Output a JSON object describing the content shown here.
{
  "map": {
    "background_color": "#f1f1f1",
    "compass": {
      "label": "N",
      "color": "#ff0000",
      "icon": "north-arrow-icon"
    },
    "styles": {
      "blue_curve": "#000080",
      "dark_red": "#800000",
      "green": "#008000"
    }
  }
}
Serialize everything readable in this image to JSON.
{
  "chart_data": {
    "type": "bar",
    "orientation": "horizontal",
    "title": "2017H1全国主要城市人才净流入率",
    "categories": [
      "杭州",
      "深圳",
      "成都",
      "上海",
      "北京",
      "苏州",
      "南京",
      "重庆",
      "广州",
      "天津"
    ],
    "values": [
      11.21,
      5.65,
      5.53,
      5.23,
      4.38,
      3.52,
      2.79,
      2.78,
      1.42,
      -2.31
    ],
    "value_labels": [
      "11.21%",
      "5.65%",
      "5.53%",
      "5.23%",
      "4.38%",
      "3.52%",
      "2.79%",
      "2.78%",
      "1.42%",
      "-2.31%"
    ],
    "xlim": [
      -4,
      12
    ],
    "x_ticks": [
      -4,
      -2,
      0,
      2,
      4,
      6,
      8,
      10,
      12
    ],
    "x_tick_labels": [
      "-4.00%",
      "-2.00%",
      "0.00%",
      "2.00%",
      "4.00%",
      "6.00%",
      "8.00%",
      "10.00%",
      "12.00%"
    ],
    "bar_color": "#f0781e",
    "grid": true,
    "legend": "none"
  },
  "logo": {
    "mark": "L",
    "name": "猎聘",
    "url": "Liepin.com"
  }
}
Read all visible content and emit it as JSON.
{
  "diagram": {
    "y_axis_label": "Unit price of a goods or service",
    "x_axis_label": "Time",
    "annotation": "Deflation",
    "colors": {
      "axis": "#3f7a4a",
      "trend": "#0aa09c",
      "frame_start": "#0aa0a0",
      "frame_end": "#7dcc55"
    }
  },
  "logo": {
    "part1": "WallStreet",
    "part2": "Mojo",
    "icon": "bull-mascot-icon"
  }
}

• **Description of the task**:
Select the lines in this material that hold the word "content", leaving none out.

• **Response for this exercise**:
Output a JSON object describing the content shown here.
Read all visible content and emit it as JSON.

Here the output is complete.